EXERCISE OBJECTIVE: Count how many lines hold the string "studenterna", and give only that number.

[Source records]
++++
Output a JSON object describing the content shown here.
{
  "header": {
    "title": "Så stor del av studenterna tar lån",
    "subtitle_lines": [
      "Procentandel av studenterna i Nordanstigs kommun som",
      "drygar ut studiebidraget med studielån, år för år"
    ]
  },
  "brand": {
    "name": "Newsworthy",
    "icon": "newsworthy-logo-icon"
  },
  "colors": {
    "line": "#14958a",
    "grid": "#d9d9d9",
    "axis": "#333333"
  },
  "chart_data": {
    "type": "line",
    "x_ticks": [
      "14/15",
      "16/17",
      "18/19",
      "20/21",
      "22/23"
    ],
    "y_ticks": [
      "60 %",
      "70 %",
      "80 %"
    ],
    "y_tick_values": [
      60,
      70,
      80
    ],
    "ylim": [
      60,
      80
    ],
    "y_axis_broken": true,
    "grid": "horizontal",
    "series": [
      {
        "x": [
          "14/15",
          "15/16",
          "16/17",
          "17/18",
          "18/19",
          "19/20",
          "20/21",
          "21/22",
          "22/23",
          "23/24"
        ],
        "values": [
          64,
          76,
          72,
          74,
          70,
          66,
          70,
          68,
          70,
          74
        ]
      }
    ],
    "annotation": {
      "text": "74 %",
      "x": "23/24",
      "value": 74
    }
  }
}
++++
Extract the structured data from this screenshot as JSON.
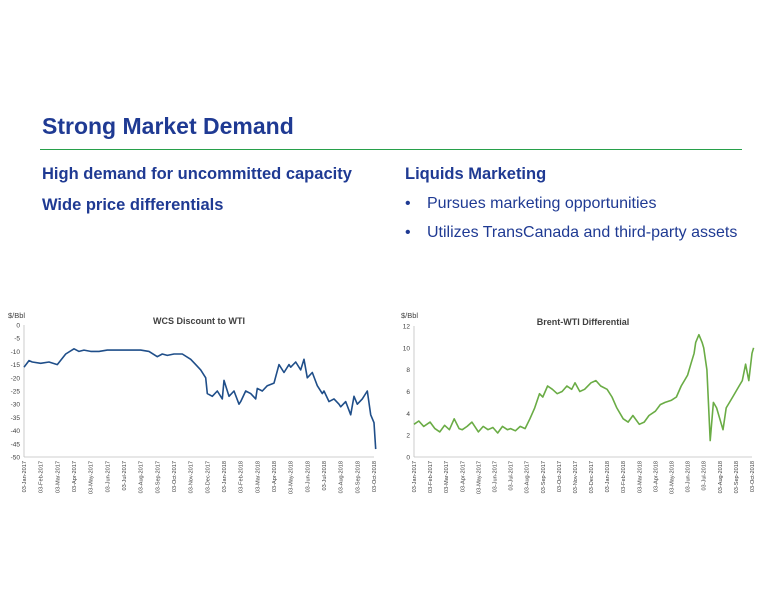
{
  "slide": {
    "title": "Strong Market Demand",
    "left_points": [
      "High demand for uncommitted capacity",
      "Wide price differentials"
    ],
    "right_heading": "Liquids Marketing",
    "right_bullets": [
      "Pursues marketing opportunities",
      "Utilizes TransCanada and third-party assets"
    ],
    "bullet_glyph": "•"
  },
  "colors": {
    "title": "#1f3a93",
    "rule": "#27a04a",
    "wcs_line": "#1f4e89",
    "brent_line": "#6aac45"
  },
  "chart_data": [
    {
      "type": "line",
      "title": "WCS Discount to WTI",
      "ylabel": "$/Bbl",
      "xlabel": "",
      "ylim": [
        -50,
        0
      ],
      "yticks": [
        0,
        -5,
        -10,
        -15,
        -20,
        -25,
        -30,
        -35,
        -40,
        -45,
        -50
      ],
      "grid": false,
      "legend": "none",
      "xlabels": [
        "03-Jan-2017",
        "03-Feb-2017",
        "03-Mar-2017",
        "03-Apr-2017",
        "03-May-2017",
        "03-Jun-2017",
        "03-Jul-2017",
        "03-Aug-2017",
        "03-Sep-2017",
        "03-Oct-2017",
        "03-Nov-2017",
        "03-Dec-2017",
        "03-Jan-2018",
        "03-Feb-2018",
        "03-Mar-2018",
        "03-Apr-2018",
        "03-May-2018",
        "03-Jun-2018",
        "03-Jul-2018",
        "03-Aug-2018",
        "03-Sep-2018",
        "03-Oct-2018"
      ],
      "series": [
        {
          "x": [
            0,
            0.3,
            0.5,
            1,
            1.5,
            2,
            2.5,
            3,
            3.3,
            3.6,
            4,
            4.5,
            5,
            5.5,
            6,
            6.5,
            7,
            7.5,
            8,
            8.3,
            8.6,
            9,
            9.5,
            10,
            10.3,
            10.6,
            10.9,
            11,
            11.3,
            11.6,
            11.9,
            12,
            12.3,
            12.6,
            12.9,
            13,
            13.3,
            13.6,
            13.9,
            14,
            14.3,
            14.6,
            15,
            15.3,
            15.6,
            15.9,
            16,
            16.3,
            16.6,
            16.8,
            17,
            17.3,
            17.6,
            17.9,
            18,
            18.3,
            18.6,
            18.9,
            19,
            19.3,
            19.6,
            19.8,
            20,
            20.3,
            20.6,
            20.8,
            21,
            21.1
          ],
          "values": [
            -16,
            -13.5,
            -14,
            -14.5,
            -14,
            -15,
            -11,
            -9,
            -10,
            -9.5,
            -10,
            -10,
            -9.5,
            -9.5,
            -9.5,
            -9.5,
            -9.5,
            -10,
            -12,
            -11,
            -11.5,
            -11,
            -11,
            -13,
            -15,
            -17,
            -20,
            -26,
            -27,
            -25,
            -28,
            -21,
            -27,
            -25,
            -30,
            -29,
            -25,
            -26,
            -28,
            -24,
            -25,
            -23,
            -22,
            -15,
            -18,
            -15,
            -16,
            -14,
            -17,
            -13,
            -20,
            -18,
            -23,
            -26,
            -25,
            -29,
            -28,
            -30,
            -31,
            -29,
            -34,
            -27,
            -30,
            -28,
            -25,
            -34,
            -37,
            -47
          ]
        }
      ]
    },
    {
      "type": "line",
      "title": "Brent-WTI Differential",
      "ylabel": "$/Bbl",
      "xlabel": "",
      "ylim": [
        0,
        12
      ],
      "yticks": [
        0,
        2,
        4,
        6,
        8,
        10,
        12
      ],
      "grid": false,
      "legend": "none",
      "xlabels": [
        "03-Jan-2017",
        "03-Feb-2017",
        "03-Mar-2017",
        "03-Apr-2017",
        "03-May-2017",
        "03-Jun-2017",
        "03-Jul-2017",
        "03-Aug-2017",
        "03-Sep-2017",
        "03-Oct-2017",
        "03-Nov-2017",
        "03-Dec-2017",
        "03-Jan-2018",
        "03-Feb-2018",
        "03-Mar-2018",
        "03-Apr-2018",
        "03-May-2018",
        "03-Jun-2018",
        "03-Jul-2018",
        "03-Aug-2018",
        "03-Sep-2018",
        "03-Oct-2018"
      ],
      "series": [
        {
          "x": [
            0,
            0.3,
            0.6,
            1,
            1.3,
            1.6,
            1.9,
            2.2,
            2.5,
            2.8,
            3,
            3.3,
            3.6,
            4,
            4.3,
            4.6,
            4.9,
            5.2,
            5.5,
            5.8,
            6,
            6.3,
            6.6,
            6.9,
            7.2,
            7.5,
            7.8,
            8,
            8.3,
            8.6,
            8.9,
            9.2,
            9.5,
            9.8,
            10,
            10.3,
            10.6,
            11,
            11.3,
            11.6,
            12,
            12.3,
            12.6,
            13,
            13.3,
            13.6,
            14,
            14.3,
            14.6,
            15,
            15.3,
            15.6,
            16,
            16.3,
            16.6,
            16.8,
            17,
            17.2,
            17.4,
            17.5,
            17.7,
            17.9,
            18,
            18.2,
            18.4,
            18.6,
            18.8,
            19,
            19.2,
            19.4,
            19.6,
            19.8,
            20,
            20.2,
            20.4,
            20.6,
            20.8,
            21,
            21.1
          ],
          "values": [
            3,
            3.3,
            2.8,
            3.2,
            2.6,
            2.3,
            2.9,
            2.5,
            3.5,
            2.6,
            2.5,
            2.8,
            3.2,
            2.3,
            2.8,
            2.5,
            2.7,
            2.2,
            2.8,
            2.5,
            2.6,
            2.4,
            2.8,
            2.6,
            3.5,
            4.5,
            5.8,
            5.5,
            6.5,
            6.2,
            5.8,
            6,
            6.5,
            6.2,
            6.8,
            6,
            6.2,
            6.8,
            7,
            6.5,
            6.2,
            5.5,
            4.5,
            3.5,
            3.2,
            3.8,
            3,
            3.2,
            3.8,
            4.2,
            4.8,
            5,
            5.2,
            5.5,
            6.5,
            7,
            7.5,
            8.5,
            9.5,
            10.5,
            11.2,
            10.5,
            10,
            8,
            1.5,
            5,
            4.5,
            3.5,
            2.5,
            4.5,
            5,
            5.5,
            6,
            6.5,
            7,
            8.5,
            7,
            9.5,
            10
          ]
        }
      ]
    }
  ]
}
++++
RESULT OF THIS TASK: 2